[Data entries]
◇ ◇ ◇

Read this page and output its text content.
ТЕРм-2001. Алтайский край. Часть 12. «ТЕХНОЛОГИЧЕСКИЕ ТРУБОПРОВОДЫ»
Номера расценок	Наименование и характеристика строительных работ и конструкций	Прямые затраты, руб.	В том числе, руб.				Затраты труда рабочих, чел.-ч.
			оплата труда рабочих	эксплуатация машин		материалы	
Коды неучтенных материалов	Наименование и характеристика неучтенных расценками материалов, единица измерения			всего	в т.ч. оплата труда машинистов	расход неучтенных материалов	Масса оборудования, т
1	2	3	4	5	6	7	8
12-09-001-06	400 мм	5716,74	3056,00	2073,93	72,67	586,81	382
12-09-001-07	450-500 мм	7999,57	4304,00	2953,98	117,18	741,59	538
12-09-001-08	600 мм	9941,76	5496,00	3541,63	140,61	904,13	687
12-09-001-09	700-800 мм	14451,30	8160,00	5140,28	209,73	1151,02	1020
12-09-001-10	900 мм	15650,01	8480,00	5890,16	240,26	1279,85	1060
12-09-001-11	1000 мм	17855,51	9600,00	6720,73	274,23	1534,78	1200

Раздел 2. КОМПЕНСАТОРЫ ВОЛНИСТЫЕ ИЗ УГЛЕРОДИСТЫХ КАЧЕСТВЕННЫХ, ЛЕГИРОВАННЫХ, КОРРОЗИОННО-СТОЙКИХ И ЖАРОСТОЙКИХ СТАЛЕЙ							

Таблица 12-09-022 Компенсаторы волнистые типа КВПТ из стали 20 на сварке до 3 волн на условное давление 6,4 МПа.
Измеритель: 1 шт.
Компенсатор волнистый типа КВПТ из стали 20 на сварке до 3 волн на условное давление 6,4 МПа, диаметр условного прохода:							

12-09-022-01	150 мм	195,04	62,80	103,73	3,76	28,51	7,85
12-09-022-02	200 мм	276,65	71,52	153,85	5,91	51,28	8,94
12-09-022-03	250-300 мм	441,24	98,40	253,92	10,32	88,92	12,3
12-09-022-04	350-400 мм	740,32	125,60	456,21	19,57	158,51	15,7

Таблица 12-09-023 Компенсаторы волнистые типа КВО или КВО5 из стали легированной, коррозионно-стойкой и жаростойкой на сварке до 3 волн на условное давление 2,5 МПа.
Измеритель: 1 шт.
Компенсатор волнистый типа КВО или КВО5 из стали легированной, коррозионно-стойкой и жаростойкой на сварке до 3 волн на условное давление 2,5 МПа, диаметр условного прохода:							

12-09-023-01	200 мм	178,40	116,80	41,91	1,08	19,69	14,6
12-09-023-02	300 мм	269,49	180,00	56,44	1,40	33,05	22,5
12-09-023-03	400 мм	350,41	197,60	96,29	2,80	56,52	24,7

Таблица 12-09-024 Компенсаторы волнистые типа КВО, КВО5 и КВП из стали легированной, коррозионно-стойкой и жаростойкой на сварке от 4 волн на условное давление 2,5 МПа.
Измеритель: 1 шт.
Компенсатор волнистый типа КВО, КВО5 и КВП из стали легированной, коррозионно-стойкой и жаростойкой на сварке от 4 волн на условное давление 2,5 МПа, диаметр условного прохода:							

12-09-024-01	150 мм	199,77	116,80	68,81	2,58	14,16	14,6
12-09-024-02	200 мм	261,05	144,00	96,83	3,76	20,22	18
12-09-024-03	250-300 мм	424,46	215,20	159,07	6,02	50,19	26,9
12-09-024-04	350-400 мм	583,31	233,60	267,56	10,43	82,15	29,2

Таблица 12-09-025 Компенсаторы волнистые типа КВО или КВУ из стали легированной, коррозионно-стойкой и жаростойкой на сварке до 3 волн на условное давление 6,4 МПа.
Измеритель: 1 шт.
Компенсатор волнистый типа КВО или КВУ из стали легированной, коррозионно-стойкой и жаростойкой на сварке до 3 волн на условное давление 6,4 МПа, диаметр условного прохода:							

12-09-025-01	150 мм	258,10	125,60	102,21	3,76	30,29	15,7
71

◇ ◇ ◇

__TASK REQUIREMENTS__. Restate every record exactly, leaving nothing out.

__RESPONSE BELOW__.
Read this page and output its text content.
ТЕРм-2001. Алтайский край. Часть 12. «ТЕХНОЛОГИЧЕСКИЕ ТРУБОПРОВОДЫ»
Номера расценок	Наименование и характеристика строительных работ и конструкций	Прямые затраты, руб.	В том числе, руб.				Затраты труда рабочих, чел.-ч.
			оплата труда рабочих	эксплуатация машин		материалы	
Коды неучтенных материалов	Наименование и характеристика неучтенных расценками материалов, единица измерения			всего	в т.ч. оплата труда машинистов	расход неучтенных материалов	Масса оборудования, т
1	2	3	4	5	6	7	8
12-09-001-06	400 мм	5716,74	3056,00	2073,93	72,67	586,81	382
12-09-001-07	450-500 мм	7999,57	4304,00	2953,98	117,18	741,59	538
12-09-001-08	600 мм	9941,76	5496,00	3541,63	140,61	904,13	687
12-09-001-09	700-800 мм	14451,30	8160,00	5140,28	209,73	1151,02	1020
12-09-001-10	900 мм	15650,01	8480,00	5890,16	240,26	1279,85	1060
12-09-001-11	1000 мм	17855,51	9600,00	6720,73	274,23	1534,78	1200

Раздел 2. КОМПЕНСАТОРЫ ВОЛНИСТЫЕ ИЗ УГЛЕРОДИСТЫХ КАЧЕСТВЕННЫХ, ЛЕГИРОВАННЫХ, КОРРОЗИОННО-СТОЙКИХ И ЖАРОСТОЙКИХ СТАЛЕЙ							

Таблица 12-09-022 Компенсаторы волнистые типа КВПТ из стали 20 на сварке до 3 волн на условное давление 6,4 МПа.
Измеритель: 1 шт.
Компенсатор волнистый типа КВПТ из стали 20 на сварке до 3 волн на условное давление 6,4 МПа, диаметр условного прохода:							

12-09-022-01	150 мм	195,04	62,80	103,73	3,76	28,51	7,85
12-09-022-02	200 мм	276,65	71,52	153,85	5,91	51,28	8,94
12-09-022-03	250-300 мм	441,24	98,40	253,92	10,32	88,92	12,3
12-09-022-04	350-400 мм	740,32	125,60	456,21	19,57	158,51	15,7

Таблица 12-09-023 Компенсаторы волнистые типа КВО или КВО5 из стали легированной, коррозионно-стойкой и жаростойкой на сварке до 3 волн на условное давление 2,5 МПа.
Измеритель: 1 шт.
Компенсатор волнистый типа КВО или КВО5 из стали легированной, коррозионно-стойкой и жаростойкой на сварке до 3 волн на условное давление 2,5 МПа, диаметр условного прохода:							

12-09-023-01	200 мм	178,40	116,80	41,91	1,08	19,69	14,6
12-09-023-02	300 мм	269,49	180,00	56,44	1,40	33,05	22,5
12-09-023-03	400 мм	350,41	197,60	96,29	2,80	56,52	24,7

Таблица 12-09-024 Компенсаторы волнистые типа КВО, КВО5 и КВП из стали легированной, коррозионно-стойкой и жаростойкой на сварке от 4 волн на условное давление 2,5 МПа.
Измеритель: 1 шт.
Компенсатор волнистый типа КВО, КВО5 и КВП из стали легированной, коррозионно-стойкой и жаростойкой на сварке от 4 волн на условное давление 2,5 МПа, диаметр условного прохода:							

12-09-024-01	150 мм	199,77	116,80	68,81	2,58	14,16	14,6
12-09-024-02	200 мм	261,05	144,00	96,83	3,76	20,22	18
12-09-024-03	250-300 мм	424,46	215,20	159,07	6,02	50,19	26,9
12-09-024-04	350-400 мм	583,31	233,60	267,56	10,43	82,15	29,2

Таблица 12-09-025 Компенсаторы волнистые типа КВО или КВУ из стали легированной, коррозионно-стойкой и жаростойкой на сварке до 3 волн на условное давление 6,4 МПа.
Измеритель: 1 шт.
Компенсатор волнистый типа КВО или КВУ из стали легированной, коррозионно-стойкой и жаростойкой на сварке до 3 волн на условное давление 6,4 МПа, диаметр условного прохода:							

12-09-025-01	150 мм	258,10	125,60	102,21	3,76	30,29	15,7
71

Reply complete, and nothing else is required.